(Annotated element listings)
<<<<

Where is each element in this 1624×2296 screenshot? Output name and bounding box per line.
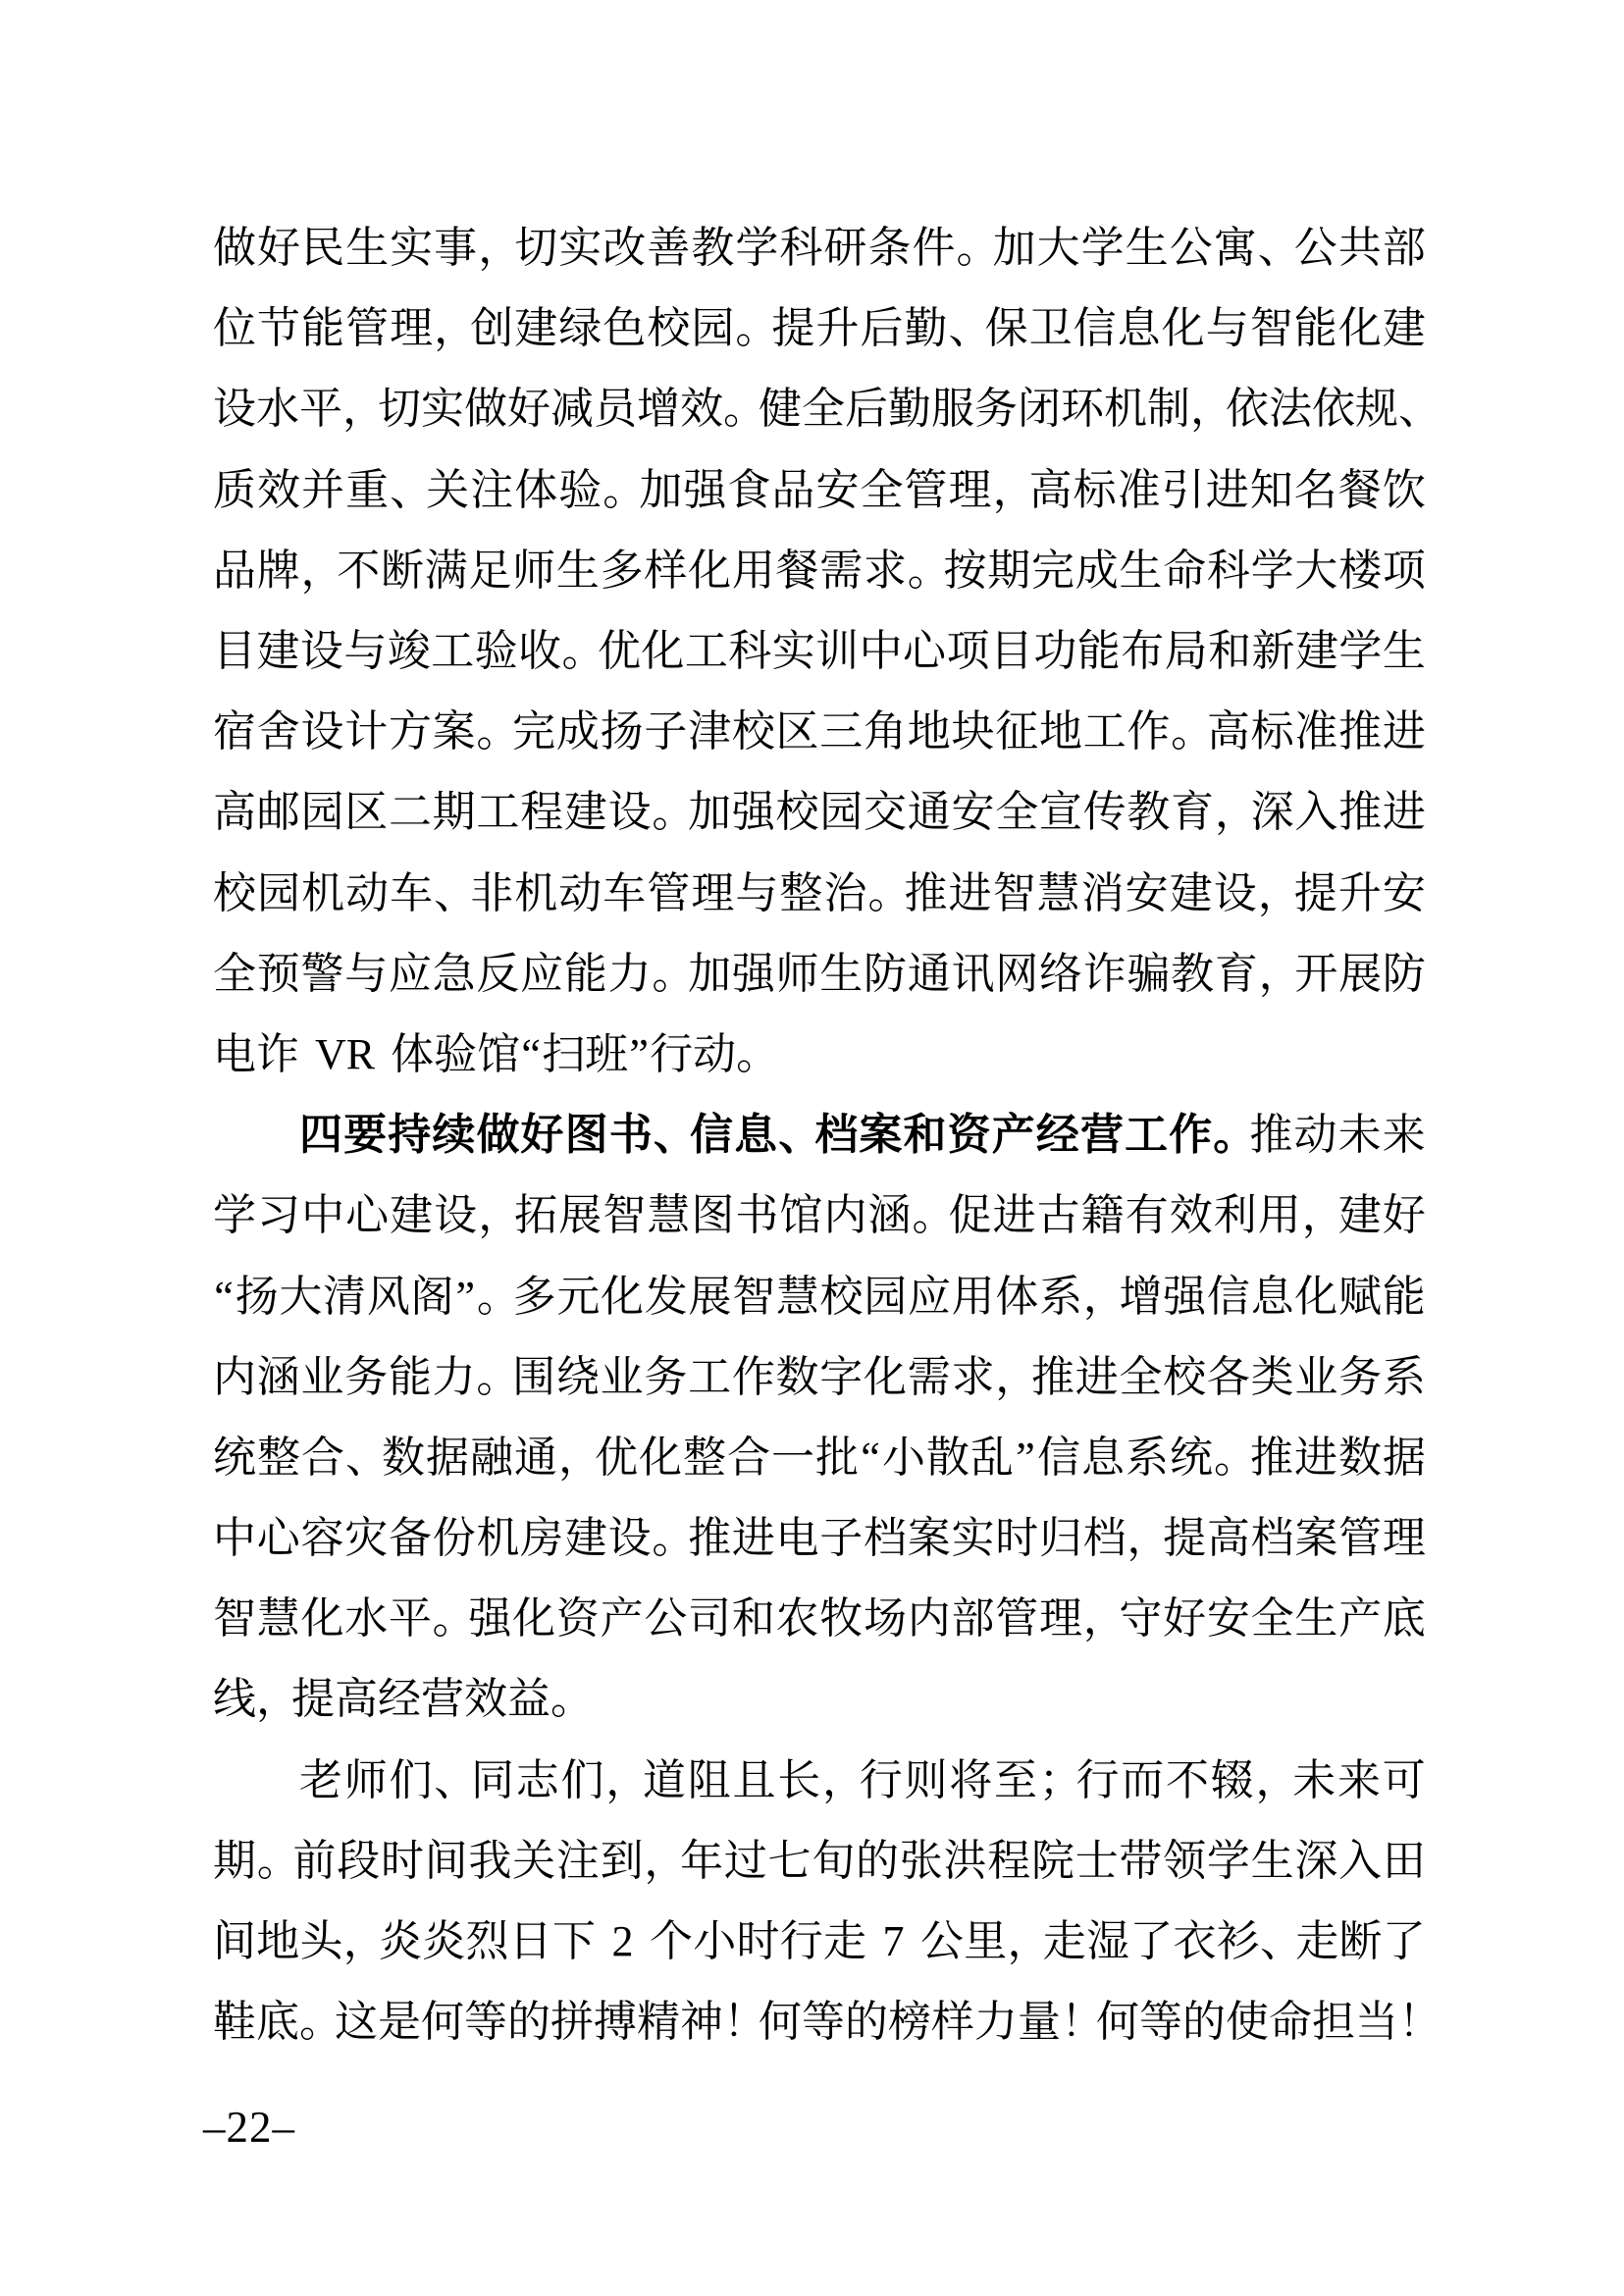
text-line: 电诈 VR 体验馆“扫班”行动。 — [213, 1015, 1426, 1095]
text-line: 目建设与竣工验收。优化工科实训中心项目功能布局和新建学生 — [213, 611, 1426, 692]
page-number: –22– — [203, 2106, 295, 2150]
text-line: 校园机动车、非机动车管理与整治。推进智慧消安建设，提升安 — [213, 854, 1426, 934]
text-line: 位节能管理，创建绿色校园。提升后勤、保卫信息化与智能化建 — [213, 288, 1426, 369]
text-line: 间地头，炎炎烈日下 2 个小时行走 7 公里，走湿了衣衫、走断了 — [213, 1902, 1426, 1982]
document-page: 做好民生实事，切实改善教学科研条件。加大学生公寓、公共部位节能管理，创建绿色校园… — [0, 0, 1624, 2296]
text-line: 统整合、数据融通，优化整合一批“小散乱”信息系统。推进数据 — [213, 1418, 1426, 1498]
text-line: 学习中心建设，拓展智慧图书馆内涵。促进古籍有效利用，建好 — [213, 1175, 1426, 1256]
text-line: 中心容灾备份机房建设。推进电子档案实时归档，提高档案管理 — [213, 1498, 1426, 1579]
text-line: 鞋底。这是何等的拼搏精神！何等的榜样力量！何等的使命担当！ — [213, 1982, 1426, 2062]
text-line: “扬大清风阁”。多元化发展智慧校园应用体系，增强信息化赋能 — [213, 1256, 1426, 1336]
text-line: 质效并重、关注体验。加强食品安全管理，高标准引进知名餐饮 — [213, 450, 1426, 531]
text-line: 做好民生实事，切实改善教学科研条件。加大学生公寓、公共部 — [213, 208, 1426, 288]
text-line: 宿舍设计方案。完成扬子津校区三角地块征地工作。高标准推进 — [213, 692, 1426, 772]
text-line: 内涵业务能力。围绕业务工作数字化需求，推进全校各类业务系 — [213, 1337, 1426, 1418]
text-line: 高邮园区二期工程建设。加强校园交通安全宣传教育，深入推进 — [213, 772, 1426, 853]
text-line: 四要持续做好图书、信息、档案和资产经营工作。推动未来 — [213, 1095, 1426, 1175]
text-line: 全预警与应急反应能力。加强师生防通讯网络诈骗教育，开展防 — [213, 934, 1426, 1015]
text-line: 线，提高经营效益。 — [213, 1659, 1426, 1740]
body-text: 做好民生实事，切实改善教学科研条件。加大学生公寓、公共部位节能管理，创建绿色校园… — [213, 208, 1426, 2062]
text-line: 老师们、同志们，道阻且长，行则将至；行而不辍，未来可 — [213, 1741, 1426, 1821]
text-line: 设水平，切实做好减员增效。健全后勤服务闭环机制，依法依规、 — [213, 369, 1426, 449]
text-line: 期。前段时间我关注到，年过七旬的张洪程院士带领学生深入田 — [213, 1821, 1426, 1902]
text-line: 品牌，不断满足师生多样化用餐需求。按期完成生命科学大楼项 — [213, 531, 1426, 611]
text-line: 智慧化水平。强化资产公司和农牧场内部管理，守好安全生产底 — [213, 1579, 1426, 1659]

>>>>

Retype every line of the records above word for word, leaving out the picture lines.

Where is each element in this 1624×2296 screenshot? Output name and bounding box per line.
text-line: 电诈 VR 体验馆“扫班”行动。 — [213, 1015, 1426, 1095]
text-line: 目建设与竣工验收。优化工科实训中心项目功能布局和新建学生 — [213, 611, 1426, 692]
page-number: –22– — [203, 2106, 295, 2150]
text-line: 校园机动车、非机动车管理与整治。推进智慧消安建设，提升安 — [213, 854, 1426, 934]
text-line: 位节能管理，创建绿色校园。提升后勤、保卫信息化与智能化建 — [213, 288, 1426, 369]
text-line: 间地头，炎炎烈日下 2 个小时行走 7 公里，走湿了衣衫、走断了 — [213, 1902, 1426, 1982]
document-page: 做好民生实事，切实改善教学科研条件。加大学生公寓、公共部位节能管理，创建绿色校园… — [0, 0, 1624, 2296]
text-line: 统整合、数据融通，优化整合一批“小散乱”信息系统。推进数据 — [213, 1418, 1426, 1498]
text-line: 学习中心建设，拓展智慧图书馆内涵。促进古籍有效利用，建好 — [213, 1175, 1426, 1256]
text-line: 中心容灾备份机房建设。推进电子档案实时归档，提高档案管理 — [213, 1498, 1426, 1579]
text-line: 鞋底。这是何等的拼搏精神！何等的榜样力量！何等的使命担当！ — [213, 1982, 1426, 2062]
text-line: “扬大清风阁”。多元化发展智慧校园应用体系，增强信息化赋能 — [213, 1256, 1426, 1336]
text-line: 质效并重、关注体验。加强食品安全管理，高标准引进知名餐饮 — [213, 450, 1426, 531]
text-line: 做好民生实事，切实改善教学科研条件。加大学生公寓、公共部 — [213, 208, 1426, 288]
text-line: 宿舍设计方案。完成扬子津校区三角地块征地工作。高标准推进 — [213, 692, 1426, 772]
text-line: 内涵业务能力。围绕业务工作数字化需求，推进全校各类业务系 — [213, 1337, 1426, 1418]
text-line: 高邮园区二期工程建设。加强校园交通安全宣传教育，深入推进 — [213, 772, 1426, 853]
text-line: 四要持续做好图书、信息、档案和资产经营工作。推动未来 — [213, 1095, 1426, 1175]
text-line: 全预警与应急反应能力。加强师生防通讯网络诈骗教育，开展防 — [213, 934, 1426, 1015]
text-line: 线，提高经营效益。 — [213, 1659, 1426, 1740]
body-text: 做好民生实事，切实改善教学科研条件。加大学生公寓、公共部位节能管理，创建绿色校园… — [213, 208, 1426, 2062]
text-line: 老师们、同志们，道阻且长，行则将至；行而不辍，未来可 — [213, 1741, 1426, 1821]
text-line: 设水平，切实做好减员增效。健全后勤服务闭环机制，依法依规、 — [213, 369, 1426, 449]
text-line: 期。前段时间我关注到，年过七旬的张洪程院士带领学生深入田 — [213, 1821, 1426, 1902]
text-line: 品牌，不断满足师生多样化用餐需求。按期完成生命科学大楼项 — [213, 531, 1426, 611]
text-line: 智慧化水平。强化资产公司和农牧场内部管理，守好安全生产底 — [213, 1579, 1426, 1659]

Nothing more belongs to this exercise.